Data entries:
──────────

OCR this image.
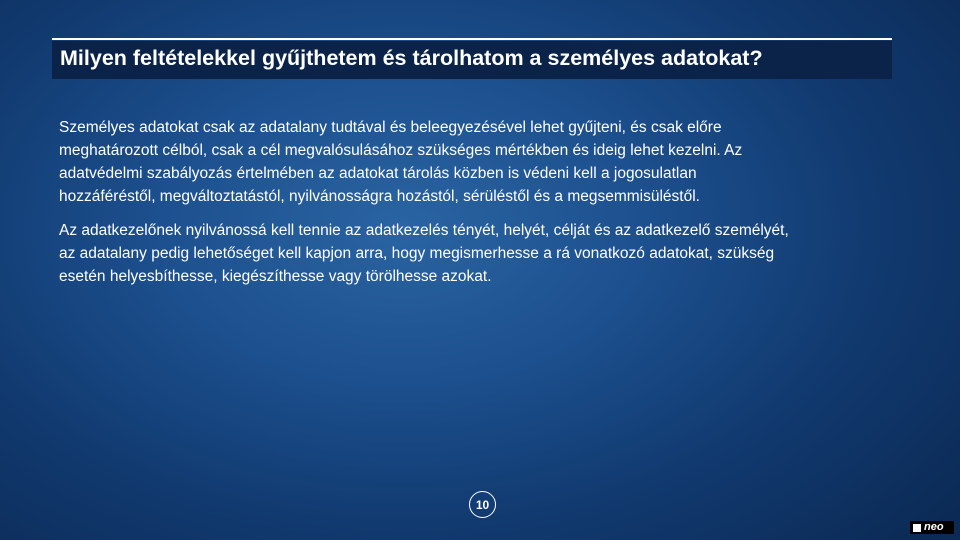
Milyen feltételekkel gyűjthetem és tárolhatom a személyes adatokat?

Személyes adatokat csak az adatalany tudtával és beleegyezésével lehet gyűjteni, és csak előre
meghatározott célból, csak a cél megvalósulásához szükséges mértékben és ideig lehet kezelni. Az
adatvédelmi szabályozás értelmében az adatokat tárolás közben is védeni kell a jogosulatlan
hozzáféréstől, megváltoztatástól, nyilvánosságra hozástól, sérüléstől és a megsemmisüléstől.

Az adatkezelőnek nyilvánossá kell tennie az adatkezelés tényét, helyét, célját és az adatkezelő személyét,
az adatalany pedig lehetőséget kell kapjon arra, hogy megismerhesse a rá vonatkozó adatokat, szükség
esetén helyesbíthesse, kiegészíthesse vagy törölhesse azokat.

10
neo
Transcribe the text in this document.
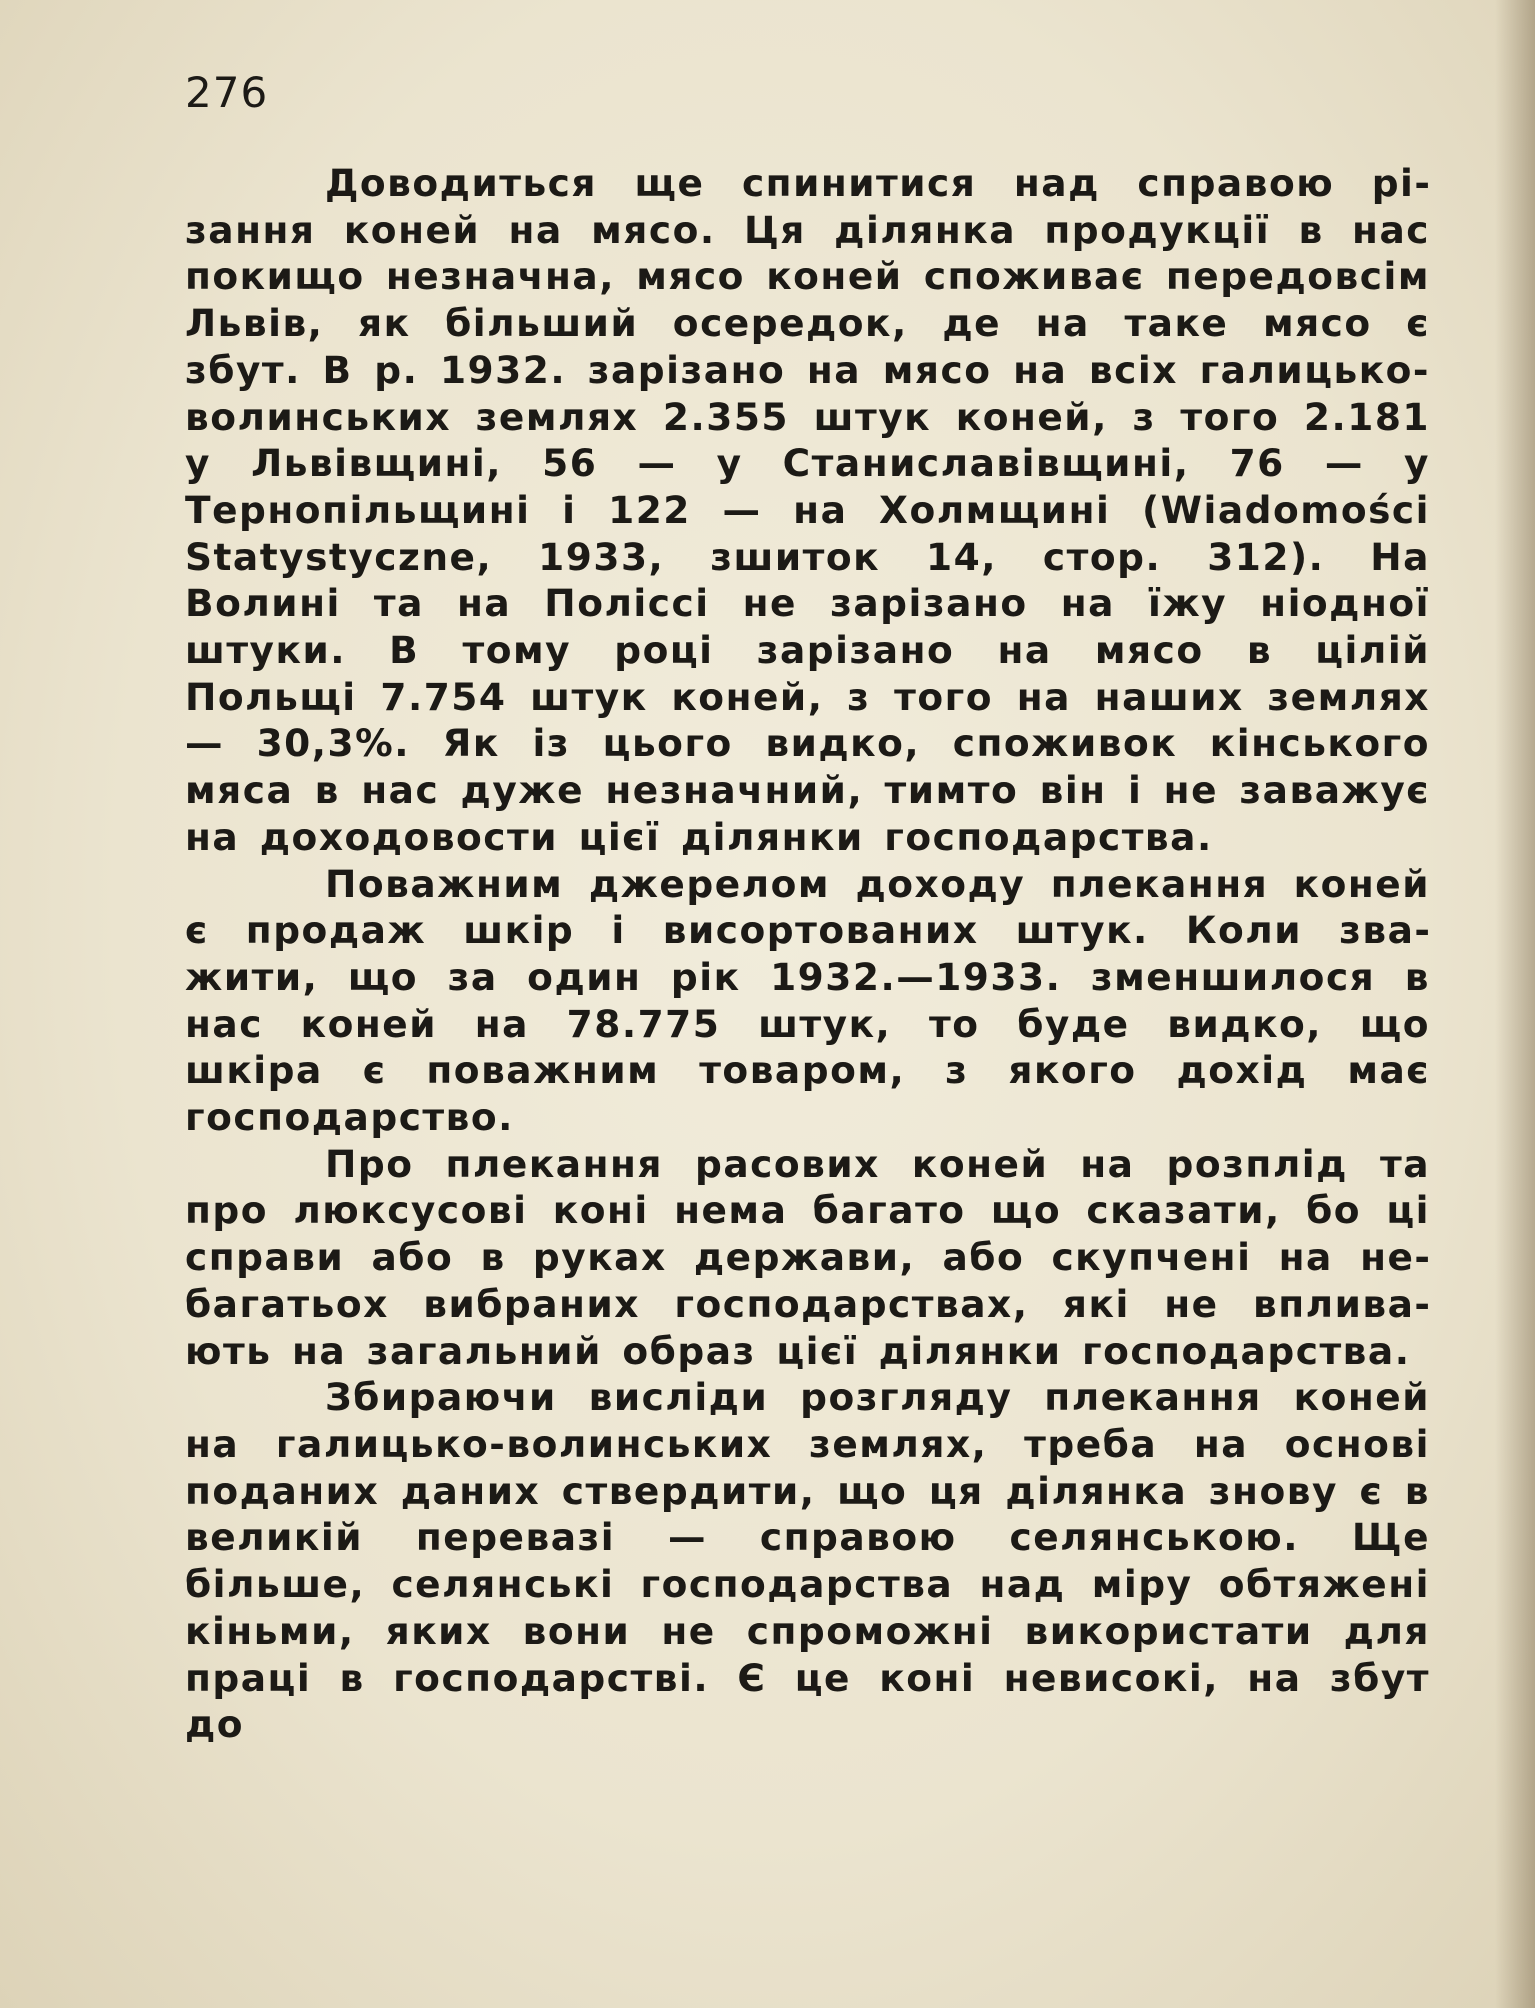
276

Доводиться ще спинитися над справою різання коней на мясо. Ця ділянка продукції в нас покищо незначна, мясо коней споживає передовсім Львів, як більший осередок, де на таке мясо є збут. В р. 1932. зарізано на мясо на всіх галицько-волинських землях 2.355 штук коней, з того 2.181 у Львівщині, 56 — у Станиславівщині, 76 — у Тернопільщині і 122 — на Холмщині (Wiadomości Statystyczne, 1933, зшиток 14, стор. 312). На Волині та на Поліссі не зарізано на їжу ніодної штуки. В тому році зарізано на мясо в цілій Польщі 7.754 штук коней, з того на наших землях — 30,3%. Як із цього видко, споживок кінського мяса в нас дуже незначний, тимто він і не заважує на доходовости цієї ділянки господарства.

Поважним джерелом доходу плекання коней є продаж шкір і висортованих штук. Коли зважити, що за один рік 1932.—1933. зменшилося в нас коней на 78.775 штук, то буде видко, що шкіра є поважним товаром, з якого дохід має господарство.

Про плекання расових коней на розплід та про люксусові коні нема багато що сказати, бо ці справи або в руках держави, або скупчені на небагатьох вибраних господарствах, які не впливають на загальний образ цієї ділянки господарства.

Збираючи висліди розгляду плекання коней на галицько-волинських землях, треба на основі поданих даних ствердити, що ця ділянка знову є в великій перевазі — справою селянською. Ще більше, селянські господарства над міру обтяжені кіньми, яких вони не спроможні використати для праці в господарстві. Є це коні невисокі, на збут до
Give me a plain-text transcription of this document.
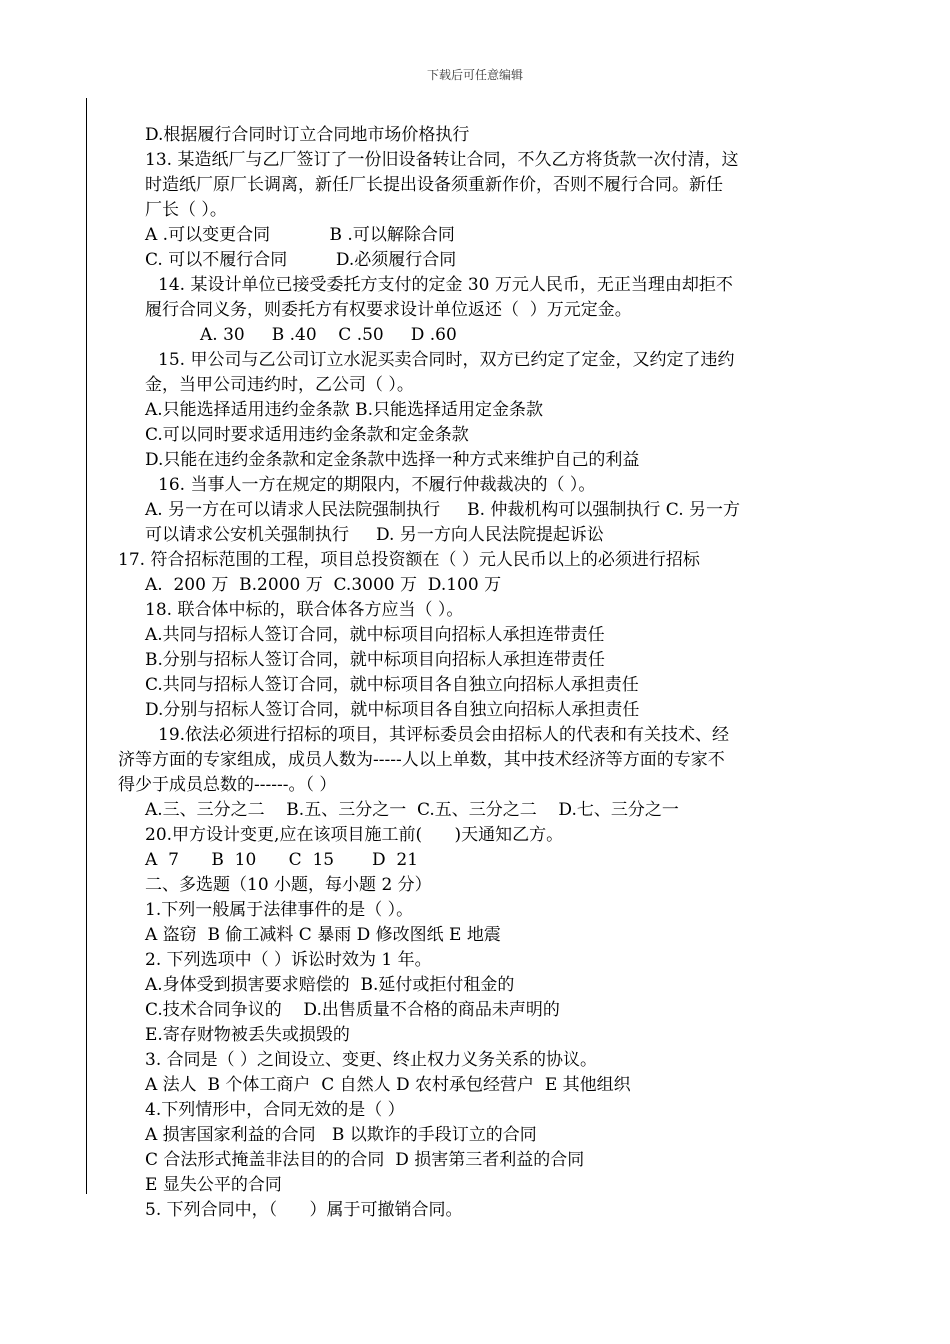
下载后可任意编辑
D.根据履行合同时订立合同地市场价格执行
13. 某造纸厂与乙厂签订了一份旧设备转让合同，不久乙方将货款一次付清，这
时造纸厂原厂长调离，新任厂长提出设备须重新作价，否则不履行合同。新任
厂长（ ）。
A .可以变更合同           B .可以解除合同
C. 可以不履行合同         D.必须履行合同
14. 某设计单位已接受委托方支付的定金 30 万元人民币，无正当理由却拒不
履行合同义务，则委托方有权要求设计单位返还（  ）万元定金。
A. 30     B .40    C .50     D .60
15. 甲公司与乙公司订立水泥买卖合同时，双方已约定了定金，又约定了违约
金，当甲公司违约时，乙公司（ ）。
A.只能选择适用违约金条款 B.只能选择适用定金条款
C.可以同时要求适用违约金条款和定金条款
D.只能在违约金条款和定金条款中选择一种方式来维护自己的利益
16. 当事人一方在规定的期限内，不履行仲裁裁决的（ ）。
A. 另一方在可以请求人民法院强制执行     B. 仲裁机构可以强制执行 C. 另一方
可以请求公安机关强制执行     D. 另一方向人民法院提起诉讼
17. 符合招标范围的工程，项目总投资额在（ ）元人民币以上的必须进行招标
A.  200 万  B.2000 万  C.3000 万  D.100 万
18. 联合体中标的，联合体各方应当（ ）。
A.共同与招标人签订合同，就中标项目向招标人承担连带责任
B.分别与招标人签订合同，就中标项目向招标人承担连带责任
C.共同与招标人签订合同，就中标项目各自独立向招标人承担责任
D.分别与招标人签订合同，就中标项目各自独立向招标人承担责任
19.依法必须进行招标的项目，其评标委员会由招标人的代表和有关技术、经
济等方面的专家组成，成员人数为-----人以上单数，其中技术经济等方面的专家不
得少于成员总数的------。（ ）
A.三、三分之二    B.五、三分之一  C.五、三分之二    D.七、三分之一
20.甲方设计变更,应在该项目施工前(      )天通知乙方。
A  7      B  10      C  15       D  21
二、多选题（10 小题，每小题 2 分）
1.下列一般属于法律事件的是（ ）。
A 盗窃  B 偷工减料 C 暴雨 D 修改图纸 E 地震
2. 下列选项中（ ）诉讼时效为 1 年。
A.身体受到损害要求赔偿的  B.延付或拒付租金的
C.技术合同争议的    D.出售质量不合格的商品未声明的
E.寄存财物被丢失或损毁的
3. 合同是（ ）之间设立、变更、终止权力义务关系的协议。
A 法人  B 个体工商户  C 自然人 D 农村承包经营户  E 其他组织
4.下列情形中，合同无效的是（ ）
A 损害国家利益的合同   B 以欺诈的手段订立的合同
C 合法形式掩盖非法目的的合同  D 损害第三者利益的合同
E 显失公平的合同
5. 下列合同中，（      ）属于可撤销合同。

──────────

> _WHAT TO PRODUCE_:
Please set down each line of the data above exactly as written, without the pictures.

> _SOLUTION TO THIS TASK_:
OCR this image.
Milyen feltételekkel gyűjthetem és tárolhatom a személyes adatokat?

Személyes adatokat csak az adatalany tudtával és beleegyezésével lehet gyűjteni, és csak előre
meghatározott célból, csak a cél megvalósulásához szükséges mértékben és ideig lehet kezelni. Az
adatvédelmi szabályozás értelmében az adatokat tárolás közben is védeni kell a jogosulatlan
hozzáféréstől, megváltoztatástól, nyilvánosságra hozástól, sérüléstől és a megsemmisüléstől.

Az adatkezelőnek nyilvánossá kell tennie az adatkezelés tényét, helyét, célját és az adatkezelő személyét,
az adatalany pedig lehetőséget kell kapjon arra, hogy megismerhesse a rá vonatkozó adatokat, szükség
esetén helyesbíthesse, kiegészíthesse vagy törölhesse azokat.

10
neo
Transcribe the text in this document.
276

Доводиться ще спинитися над справою різання коней на мясо. Ця ділянка продукції в нас покищо незначна, мясо коней споживає передовсім Львів, як більший осередок, де на таке мясо є збут. В р. 1932. зарізано на мясо на всіх галицько-волинських землях 2.355 штук коней, з того 2.181 у Львівщині, 56 — у Станиславівщині, 76 — у Тернопільщині і 122 — на Холмщині (Wiadomości Statystyczne, 1933, зшиток 14, стор. 312). На Волині та на Поліссі не зарізано на їжу ніодної штуки. В тому році зарізано на мясо в цілій Польщі 7.754 штук коней, з того на наших землях — 30,3%. Як із цього видко, споживок кінського мяса в нас дуже незначний, тимто він і не заважує на доходовости цієї ділянки господарства.

Поважним джерелом доходу плекання коней є продаж шкір і висортованих штук. Коли зважити, що за один рік 1932.—1933. зменшилося в нас коней на 78.775 штук, то буде видко, що шкіра є поважним товаром, з якого дохід має господарство.

Про плекання расових коней на розплід та про люксусові коні нема багато що сказати, бо ці справи або в руках держави, або скупчені на небагатьох вибраних господарствах, які не впливають на загальний образ цієї ділянки господарства.

Збираючи висліди розгляду плекання коней на галицько-волинських землях, треба на основі поданих даних ствердити, що ця ділянка знову є в великій перевазі — справою селянською. Ще більше, селянські господарства над міру обтяжені кіньми, яких вони не спроможні використати для праці в господарстві. Є це коні невисокі, на збут до
Give me a plain-text transcription of this document.
下载后可任意编辑
D.根据履行合同时订立合同地市场价格执行
13. 某造纸厂与乙厂签订了一份旧设备转让合同，不久乙方将货款一次付清，这
时造纸厂原厂长调离，新任厂长提出设备须重新作价，否则不履行合同。新任
厂长（ ）。
A .可以变更合同           B .可以解除合同
C. 可以不履行合同         D.必须履行合同
14. 某设计单位已接受委托方支付的定金 30 万元人民币，无正当理由却拒不
履行合同义务，则委托方有权要求设计单位返还（  ）万元定金。
A. 30     B .40    C .50     D .60
15. 甲公司与乙公司订立水泥买卖合同时，双方已约定了定金，又约定了违约
金，当甲公司违约时，乙公司（ ）。
A.只能选择适用违约金条款 B.只能选择适用定金条款
C.可以同时要求适用违约金条款和定金条款
D.只能在违约金条款和定金条款中选择一种方式来维护自己的利益
16. 当事人一方在规定的期限内，不履行仲裁裁决的（ ）。
A. 另一方在可以请求人民法院强制执行     B. 仲裁机构可以强制执行 C. 另一方
可以请求公安机关强制执行     D. 另一方向人民法院提起诉讼
17. 符合招标范围的工程，项目总投资额在（ ）元人民币以上的必须进行招标
A.  200 万  B.2000 万  C.3000 万  D.100 万
18. 联合体中标的，联合体各方应当（ ）。
A.共同与招标人签订合同，就中标项目向招标人承担连带责任
B.分别与招标人签订合同，就中标项目向招标人承担连带责任
C.共同与招标人签订合同，就中标项目各自独立向招标人承担责任
D.分别与招标人签订合同，就中标项目各自独立向招标人承担责任
19.依法必须进行招标的项目，其评标委员会由招标人的代表和有关技术、经
济等方面的专家组成，成员人数为-----人以上单数，其中技术经济等方面的专家不
得少于成员总数的------。（ ）
A.三、三分之二    B.五、三分之一  C.五、三分之二    D.七、三分之一
20.甲方设计变更,应在该项目施工前(      )天通知乙方。
A  7      B  10      C  15       D  21
二、多选题（10 小题，每小题 2 分）
1.下列一般属于法律事件的是（ ）。
A 盗窃  B 偷工减料 C 暴雨 D 修改图纸 E 地震
2. 下列选项中（ ）诉讼时效为 1 年。
A.身体受到损害要求赔偿的  B.延付或拒付租金的
C.技术合同争议的    D.出售质量不合格的商品未声明的
E.寄存财物被丢失或损毁的
3. 合同是（ ）之间设立、变更、终止权力义务关系的协议。
A 法人  B 个体工商户  C 自然人 D 农村承包经营户  E 其他组织
4.下列情形中，合同无效的是（ ）
A 损害国家利益的合同   B 以欺诈的手段订立的合同
C 合法形式掩盖非法目的的合同  D 损害第三者利益的合同
E 显失公平的合同
5. 下列合同中，（      ）属于可撤销合同。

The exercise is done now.